* _Task objective_
Scan the data. Collect each line that contains the word "this".

* _Collection entries_

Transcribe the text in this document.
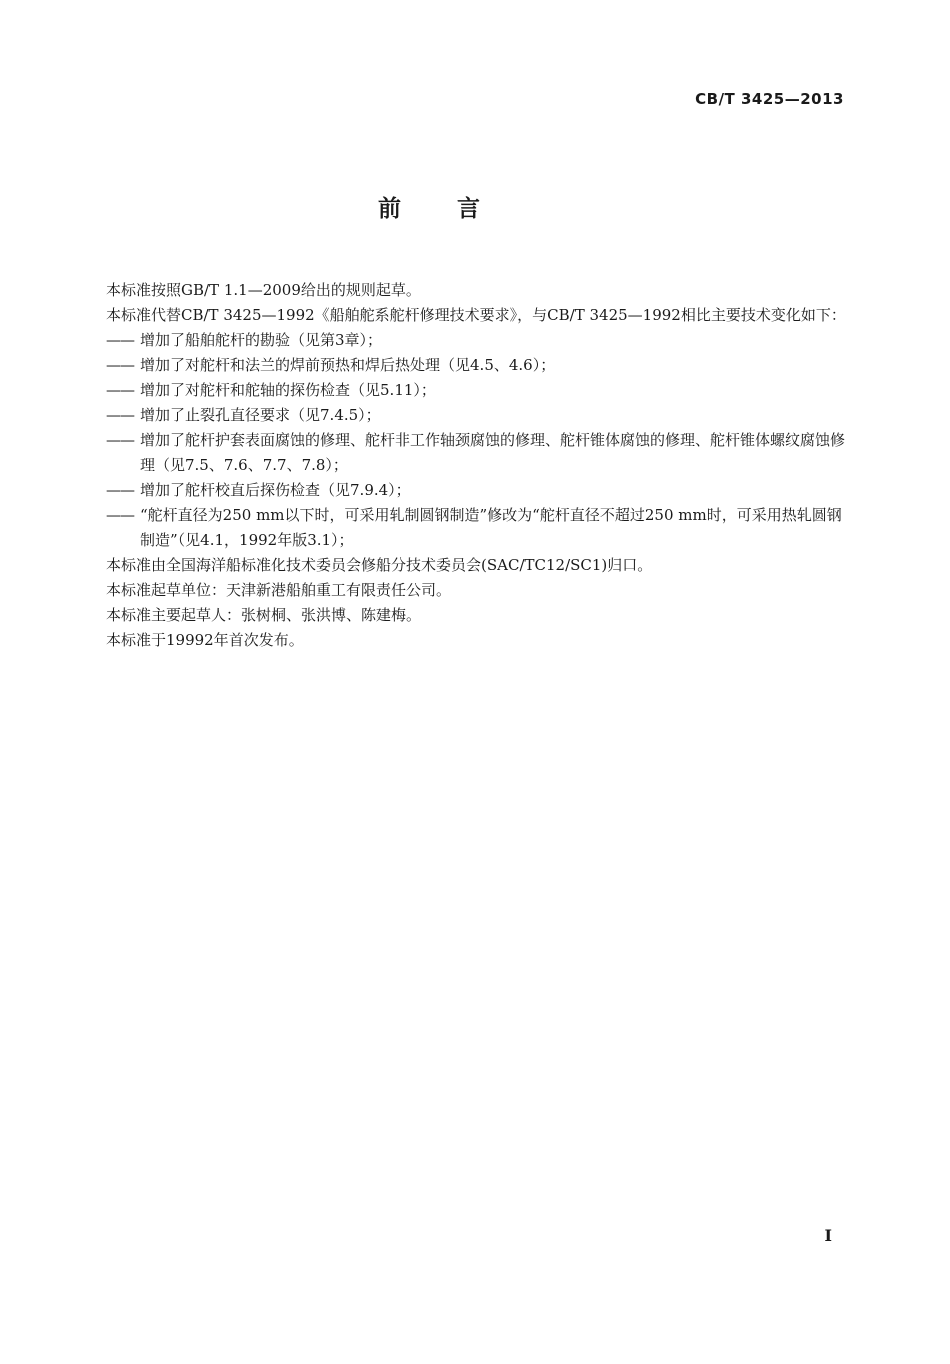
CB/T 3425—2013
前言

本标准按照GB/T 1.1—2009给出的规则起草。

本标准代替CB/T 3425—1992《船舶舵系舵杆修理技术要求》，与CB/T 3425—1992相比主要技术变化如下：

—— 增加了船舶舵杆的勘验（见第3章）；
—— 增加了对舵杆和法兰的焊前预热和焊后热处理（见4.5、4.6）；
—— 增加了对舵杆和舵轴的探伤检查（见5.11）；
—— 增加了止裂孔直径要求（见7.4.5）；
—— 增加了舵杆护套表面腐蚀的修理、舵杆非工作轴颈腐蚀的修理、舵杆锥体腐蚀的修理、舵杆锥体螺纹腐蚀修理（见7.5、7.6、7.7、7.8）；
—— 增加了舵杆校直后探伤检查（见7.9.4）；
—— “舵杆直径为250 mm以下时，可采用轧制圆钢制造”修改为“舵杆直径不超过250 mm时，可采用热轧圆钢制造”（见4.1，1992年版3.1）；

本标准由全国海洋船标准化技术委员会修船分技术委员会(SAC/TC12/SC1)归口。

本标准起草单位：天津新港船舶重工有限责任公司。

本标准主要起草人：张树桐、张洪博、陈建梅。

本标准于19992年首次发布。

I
* * *
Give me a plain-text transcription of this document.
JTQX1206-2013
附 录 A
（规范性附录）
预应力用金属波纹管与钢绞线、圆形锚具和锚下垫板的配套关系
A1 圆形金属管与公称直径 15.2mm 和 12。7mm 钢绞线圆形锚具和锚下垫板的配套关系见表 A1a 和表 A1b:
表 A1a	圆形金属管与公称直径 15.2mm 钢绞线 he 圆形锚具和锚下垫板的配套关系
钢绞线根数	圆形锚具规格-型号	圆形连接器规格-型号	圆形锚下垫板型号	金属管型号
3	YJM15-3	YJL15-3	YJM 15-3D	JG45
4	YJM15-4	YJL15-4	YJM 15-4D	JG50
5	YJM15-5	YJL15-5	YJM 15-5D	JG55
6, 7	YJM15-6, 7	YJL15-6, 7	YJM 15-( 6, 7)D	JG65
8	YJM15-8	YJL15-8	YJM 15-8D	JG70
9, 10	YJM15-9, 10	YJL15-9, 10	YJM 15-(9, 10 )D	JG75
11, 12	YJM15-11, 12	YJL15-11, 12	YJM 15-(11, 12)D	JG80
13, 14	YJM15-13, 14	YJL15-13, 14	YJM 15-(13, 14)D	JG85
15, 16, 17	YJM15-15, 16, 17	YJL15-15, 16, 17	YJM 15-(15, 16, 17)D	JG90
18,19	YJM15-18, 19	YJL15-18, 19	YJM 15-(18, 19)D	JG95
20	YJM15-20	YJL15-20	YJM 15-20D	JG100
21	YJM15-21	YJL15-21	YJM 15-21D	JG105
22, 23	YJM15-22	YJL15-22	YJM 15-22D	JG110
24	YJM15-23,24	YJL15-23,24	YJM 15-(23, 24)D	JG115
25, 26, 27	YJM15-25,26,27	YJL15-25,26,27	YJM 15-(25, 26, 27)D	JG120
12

* _The solution_
Transcribe the text in this document.
Give me a plain-text transcription of this document.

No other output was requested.